_Layout element entries:_
** Start **

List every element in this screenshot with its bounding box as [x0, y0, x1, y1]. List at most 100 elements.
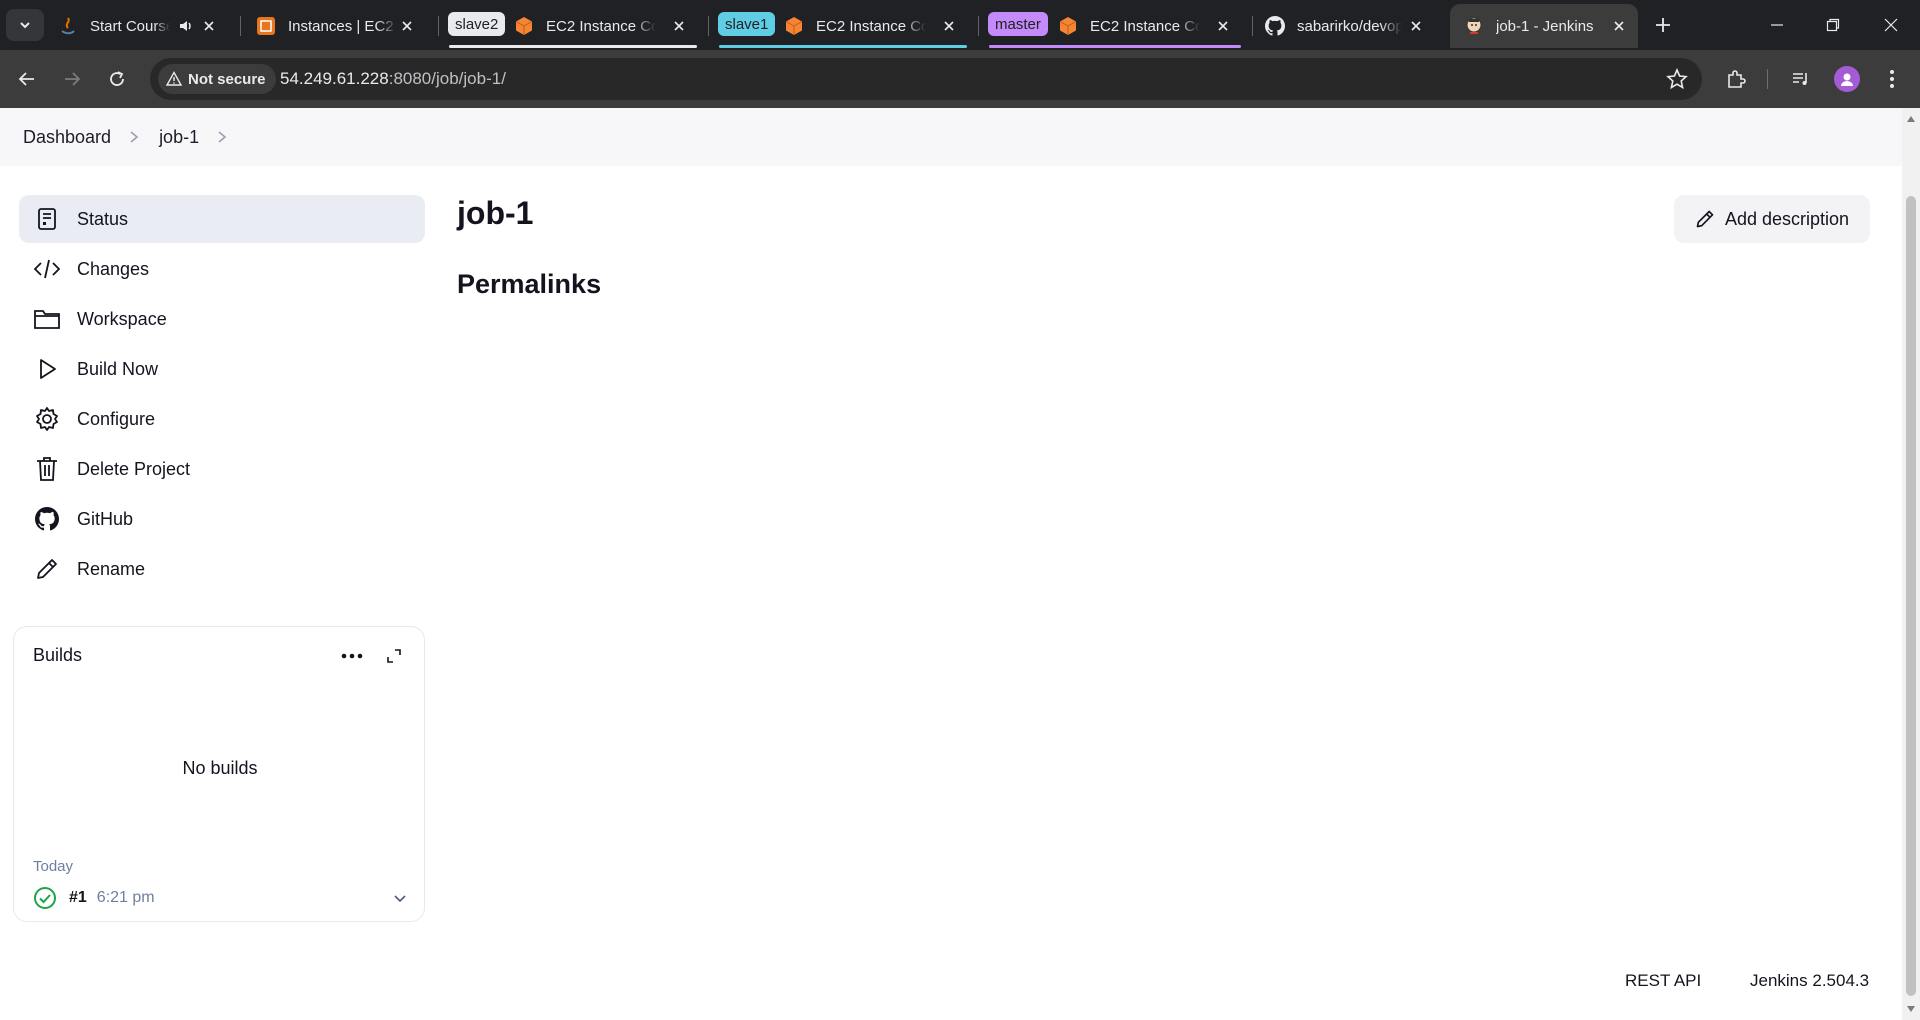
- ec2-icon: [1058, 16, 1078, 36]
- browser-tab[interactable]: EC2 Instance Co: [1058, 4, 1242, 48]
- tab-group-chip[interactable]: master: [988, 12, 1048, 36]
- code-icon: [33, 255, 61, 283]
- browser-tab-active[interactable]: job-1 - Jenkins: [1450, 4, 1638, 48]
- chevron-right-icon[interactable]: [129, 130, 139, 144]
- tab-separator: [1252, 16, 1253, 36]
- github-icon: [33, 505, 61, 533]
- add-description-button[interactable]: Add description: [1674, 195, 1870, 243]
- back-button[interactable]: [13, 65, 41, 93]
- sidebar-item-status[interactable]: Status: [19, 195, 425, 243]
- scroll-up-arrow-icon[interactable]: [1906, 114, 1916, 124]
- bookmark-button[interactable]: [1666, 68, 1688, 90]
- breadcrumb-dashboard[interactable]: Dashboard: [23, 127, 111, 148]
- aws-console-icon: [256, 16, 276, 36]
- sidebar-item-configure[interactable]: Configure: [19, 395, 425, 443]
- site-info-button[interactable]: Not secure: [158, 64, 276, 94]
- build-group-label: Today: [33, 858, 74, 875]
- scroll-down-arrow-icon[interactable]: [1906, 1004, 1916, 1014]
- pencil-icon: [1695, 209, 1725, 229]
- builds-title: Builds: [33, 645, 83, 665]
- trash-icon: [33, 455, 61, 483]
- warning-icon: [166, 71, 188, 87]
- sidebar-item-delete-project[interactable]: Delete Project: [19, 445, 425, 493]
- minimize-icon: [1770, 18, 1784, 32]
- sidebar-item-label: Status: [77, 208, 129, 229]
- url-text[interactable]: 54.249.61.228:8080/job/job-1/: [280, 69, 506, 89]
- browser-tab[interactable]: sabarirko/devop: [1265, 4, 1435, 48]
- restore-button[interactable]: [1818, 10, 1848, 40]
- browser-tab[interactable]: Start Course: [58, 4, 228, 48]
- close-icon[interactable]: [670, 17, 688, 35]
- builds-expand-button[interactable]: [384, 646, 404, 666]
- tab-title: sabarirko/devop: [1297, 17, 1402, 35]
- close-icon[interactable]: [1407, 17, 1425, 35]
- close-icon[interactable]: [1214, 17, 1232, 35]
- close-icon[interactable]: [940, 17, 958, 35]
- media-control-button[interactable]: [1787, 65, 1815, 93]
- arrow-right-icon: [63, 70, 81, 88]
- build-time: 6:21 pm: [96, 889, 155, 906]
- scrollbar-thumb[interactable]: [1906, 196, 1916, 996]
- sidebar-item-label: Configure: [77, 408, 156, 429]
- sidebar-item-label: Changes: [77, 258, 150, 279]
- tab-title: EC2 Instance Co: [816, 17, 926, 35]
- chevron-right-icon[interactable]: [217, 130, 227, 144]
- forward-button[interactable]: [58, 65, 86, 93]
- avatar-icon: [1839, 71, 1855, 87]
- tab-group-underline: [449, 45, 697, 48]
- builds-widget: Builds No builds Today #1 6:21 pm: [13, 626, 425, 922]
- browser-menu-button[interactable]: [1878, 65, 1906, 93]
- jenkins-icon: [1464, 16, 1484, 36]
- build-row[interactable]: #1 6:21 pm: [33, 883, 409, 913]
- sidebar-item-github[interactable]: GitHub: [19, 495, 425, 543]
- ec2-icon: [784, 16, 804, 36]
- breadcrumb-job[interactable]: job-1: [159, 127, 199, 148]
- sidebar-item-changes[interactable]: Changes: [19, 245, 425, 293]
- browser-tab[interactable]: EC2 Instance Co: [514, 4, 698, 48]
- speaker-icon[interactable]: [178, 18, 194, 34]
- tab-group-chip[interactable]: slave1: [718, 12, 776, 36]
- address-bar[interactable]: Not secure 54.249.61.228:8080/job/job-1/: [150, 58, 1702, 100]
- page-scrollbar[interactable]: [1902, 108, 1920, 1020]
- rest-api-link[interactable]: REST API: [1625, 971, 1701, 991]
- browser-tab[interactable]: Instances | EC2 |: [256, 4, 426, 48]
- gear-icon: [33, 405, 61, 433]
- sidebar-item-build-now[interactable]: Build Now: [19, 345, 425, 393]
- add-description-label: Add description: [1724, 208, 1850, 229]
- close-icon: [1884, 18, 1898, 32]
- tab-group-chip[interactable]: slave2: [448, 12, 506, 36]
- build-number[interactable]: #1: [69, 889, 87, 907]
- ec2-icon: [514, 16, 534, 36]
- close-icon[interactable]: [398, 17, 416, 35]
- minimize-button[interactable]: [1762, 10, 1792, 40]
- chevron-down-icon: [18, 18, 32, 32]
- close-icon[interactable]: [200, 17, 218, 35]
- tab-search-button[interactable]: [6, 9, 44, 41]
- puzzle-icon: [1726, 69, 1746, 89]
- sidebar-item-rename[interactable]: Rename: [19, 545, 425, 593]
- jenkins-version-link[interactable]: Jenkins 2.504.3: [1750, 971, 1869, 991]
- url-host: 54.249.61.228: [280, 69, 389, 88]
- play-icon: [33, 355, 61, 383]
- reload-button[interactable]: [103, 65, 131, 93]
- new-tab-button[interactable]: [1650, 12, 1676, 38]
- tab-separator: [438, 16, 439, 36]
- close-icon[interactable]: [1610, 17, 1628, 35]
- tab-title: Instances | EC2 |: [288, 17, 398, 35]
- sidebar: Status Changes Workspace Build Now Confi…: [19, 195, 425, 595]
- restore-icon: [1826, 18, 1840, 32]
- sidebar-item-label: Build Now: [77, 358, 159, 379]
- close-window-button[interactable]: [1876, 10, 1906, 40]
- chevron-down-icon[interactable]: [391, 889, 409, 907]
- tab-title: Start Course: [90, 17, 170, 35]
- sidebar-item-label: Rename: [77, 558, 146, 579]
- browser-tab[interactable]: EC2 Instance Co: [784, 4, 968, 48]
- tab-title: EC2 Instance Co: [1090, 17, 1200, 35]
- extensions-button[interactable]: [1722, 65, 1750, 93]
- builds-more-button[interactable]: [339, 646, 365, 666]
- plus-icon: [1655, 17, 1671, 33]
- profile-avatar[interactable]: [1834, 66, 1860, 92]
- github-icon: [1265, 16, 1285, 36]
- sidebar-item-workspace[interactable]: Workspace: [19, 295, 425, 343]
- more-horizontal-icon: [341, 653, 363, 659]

** End **
** Start **

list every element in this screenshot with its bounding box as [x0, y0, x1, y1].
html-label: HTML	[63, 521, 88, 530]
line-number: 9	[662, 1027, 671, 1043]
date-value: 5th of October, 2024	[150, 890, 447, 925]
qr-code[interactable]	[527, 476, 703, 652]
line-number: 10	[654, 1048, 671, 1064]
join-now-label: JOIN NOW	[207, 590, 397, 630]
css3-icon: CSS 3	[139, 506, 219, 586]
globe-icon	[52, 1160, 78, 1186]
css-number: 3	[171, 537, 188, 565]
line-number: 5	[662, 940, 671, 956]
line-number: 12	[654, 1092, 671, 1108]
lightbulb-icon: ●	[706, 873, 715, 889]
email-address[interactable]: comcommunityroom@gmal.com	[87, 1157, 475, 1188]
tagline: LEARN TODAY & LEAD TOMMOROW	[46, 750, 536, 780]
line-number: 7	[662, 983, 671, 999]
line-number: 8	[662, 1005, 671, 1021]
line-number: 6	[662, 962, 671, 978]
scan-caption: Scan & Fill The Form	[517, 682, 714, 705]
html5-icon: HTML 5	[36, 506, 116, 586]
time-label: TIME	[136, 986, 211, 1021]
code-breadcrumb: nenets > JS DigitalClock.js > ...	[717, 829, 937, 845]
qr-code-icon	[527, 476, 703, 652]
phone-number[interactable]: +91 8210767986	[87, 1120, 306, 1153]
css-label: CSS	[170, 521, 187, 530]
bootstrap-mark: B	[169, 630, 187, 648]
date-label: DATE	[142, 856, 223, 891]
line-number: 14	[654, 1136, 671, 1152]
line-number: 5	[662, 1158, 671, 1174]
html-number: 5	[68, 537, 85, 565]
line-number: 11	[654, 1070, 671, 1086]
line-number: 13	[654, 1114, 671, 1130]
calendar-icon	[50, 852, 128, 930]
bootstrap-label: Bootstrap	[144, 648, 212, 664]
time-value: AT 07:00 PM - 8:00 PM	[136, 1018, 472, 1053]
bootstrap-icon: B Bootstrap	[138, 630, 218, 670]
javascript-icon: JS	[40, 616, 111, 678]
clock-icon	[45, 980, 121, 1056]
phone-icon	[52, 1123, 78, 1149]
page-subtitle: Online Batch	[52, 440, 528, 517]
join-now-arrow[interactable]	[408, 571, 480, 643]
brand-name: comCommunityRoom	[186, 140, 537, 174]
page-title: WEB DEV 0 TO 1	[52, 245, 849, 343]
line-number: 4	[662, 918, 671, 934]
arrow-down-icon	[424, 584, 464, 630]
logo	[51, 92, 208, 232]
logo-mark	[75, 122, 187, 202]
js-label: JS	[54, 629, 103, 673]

** End **
** Start **

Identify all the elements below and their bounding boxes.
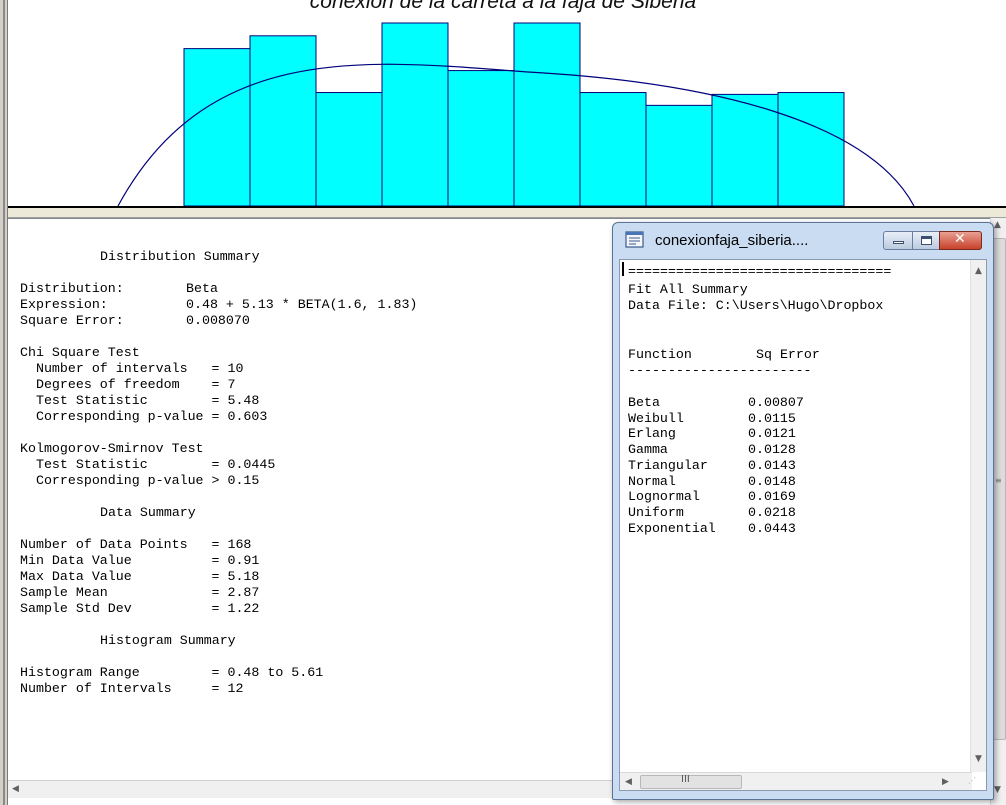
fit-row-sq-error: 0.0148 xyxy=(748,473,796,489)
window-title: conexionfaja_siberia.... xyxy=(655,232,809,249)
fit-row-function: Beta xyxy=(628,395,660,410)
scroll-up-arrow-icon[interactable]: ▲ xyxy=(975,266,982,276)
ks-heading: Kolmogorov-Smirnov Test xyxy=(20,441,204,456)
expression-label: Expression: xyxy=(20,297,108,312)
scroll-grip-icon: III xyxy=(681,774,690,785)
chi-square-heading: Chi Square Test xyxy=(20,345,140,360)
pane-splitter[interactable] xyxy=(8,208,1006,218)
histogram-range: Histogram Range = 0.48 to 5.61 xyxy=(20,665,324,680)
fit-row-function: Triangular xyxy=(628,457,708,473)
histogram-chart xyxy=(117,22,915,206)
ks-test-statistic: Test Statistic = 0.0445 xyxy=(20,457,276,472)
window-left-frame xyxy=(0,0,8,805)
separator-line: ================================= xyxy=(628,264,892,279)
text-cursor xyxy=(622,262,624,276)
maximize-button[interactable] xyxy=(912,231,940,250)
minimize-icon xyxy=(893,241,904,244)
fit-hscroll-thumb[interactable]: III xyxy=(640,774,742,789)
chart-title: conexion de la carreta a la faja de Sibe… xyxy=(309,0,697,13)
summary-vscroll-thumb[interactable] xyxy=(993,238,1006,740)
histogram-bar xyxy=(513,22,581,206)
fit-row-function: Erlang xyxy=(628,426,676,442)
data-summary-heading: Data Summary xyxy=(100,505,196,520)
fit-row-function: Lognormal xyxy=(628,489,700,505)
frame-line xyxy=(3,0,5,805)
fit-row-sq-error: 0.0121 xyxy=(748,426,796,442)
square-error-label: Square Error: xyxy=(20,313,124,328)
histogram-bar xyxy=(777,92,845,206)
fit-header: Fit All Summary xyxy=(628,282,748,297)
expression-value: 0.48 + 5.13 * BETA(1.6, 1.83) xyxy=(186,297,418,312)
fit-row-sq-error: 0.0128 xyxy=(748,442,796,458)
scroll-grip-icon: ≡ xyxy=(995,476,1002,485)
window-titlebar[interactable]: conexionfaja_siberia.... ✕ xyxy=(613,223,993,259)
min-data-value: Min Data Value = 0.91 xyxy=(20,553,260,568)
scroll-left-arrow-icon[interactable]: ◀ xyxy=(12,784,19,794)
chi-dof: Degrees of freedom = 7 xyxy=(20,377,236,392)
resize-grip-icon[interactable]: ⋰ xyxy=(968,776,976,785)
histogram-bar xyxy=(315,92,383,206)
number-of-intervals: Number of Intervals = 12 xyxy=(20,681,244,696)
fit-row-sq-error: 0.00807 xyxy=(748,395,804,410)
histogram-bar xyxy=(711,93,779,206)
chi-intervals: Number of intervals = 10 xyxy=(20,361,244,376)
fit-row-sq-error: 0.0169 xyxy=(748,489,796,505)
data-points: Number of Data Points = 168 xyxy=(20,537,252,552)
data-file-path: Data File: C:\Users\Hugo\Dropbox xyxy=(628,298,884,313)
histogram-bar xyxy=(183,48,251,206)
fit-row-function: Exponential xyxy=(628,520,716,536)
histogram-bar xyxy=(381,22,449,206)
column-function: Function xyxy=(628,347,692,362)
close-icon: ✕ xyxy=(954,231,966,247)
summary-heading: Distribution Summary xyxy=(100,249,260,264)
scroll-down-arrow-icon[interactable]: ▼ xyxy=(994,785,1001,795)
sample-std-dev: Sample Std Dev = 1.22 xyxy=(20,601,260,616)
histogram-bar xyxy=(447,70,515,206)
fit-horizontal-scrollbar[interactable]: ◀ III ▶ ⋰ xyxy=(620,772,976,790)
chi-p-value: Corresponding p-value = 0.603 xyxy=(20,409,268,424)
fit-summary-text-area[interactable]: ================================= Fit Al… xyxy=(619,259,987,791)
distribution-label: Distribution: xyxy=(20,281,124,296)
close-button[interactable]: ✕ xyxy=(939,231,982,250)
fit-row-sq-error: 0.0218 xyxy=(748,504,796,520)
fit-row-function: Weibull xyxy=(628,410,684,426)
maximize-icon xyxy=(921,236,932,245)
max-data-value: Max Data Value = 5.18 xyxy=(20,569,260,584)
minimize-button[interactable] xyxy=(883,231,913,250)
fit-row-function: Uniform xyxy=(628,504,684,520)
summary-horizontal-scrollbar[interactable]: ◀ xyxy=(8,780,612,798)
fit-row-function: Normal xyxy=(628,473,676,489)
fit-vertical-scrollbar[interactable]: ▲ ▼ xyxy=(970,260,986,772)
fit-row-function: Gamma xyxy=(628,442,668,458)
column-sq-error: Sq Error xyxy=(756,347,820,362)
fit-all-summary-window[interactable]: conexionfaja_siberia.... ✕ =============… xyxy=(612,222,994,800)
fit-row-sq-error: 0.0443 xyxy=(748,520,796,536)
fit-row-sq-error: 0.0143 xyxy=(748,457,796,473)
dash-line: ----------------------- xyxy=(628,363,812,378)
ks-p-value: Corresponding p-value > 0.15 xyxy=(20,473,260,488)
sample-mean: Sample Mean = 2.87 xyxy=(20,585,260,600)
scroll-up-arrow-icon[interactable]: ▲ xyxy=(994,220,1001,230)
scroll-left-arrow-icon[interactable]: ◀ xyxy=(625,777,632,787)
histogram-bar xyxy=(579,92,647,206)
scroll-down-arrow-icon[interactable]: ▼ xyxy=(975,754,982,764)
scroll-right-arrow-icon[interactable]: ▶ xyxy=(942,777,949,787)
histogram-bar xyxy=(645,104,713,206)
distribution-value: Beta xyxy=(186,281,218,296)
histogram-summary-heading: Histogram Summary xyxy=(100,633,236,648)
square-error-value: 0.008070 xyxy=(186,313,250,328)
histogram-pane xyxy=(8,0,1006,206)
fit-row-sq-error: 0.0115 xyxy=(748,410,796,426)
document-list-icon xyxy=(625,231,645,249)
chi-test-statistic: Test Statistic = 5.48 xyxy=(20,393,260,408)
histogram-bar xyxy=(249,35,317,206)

** End **

_AIM OF THE TASK:_
Pull out every line of the data above that contains the string "frame".

_FULL SOLUTION:_
window-left-frame xyxy=(0,0,8,805)
frame-line xyxy=(3,0,5,805)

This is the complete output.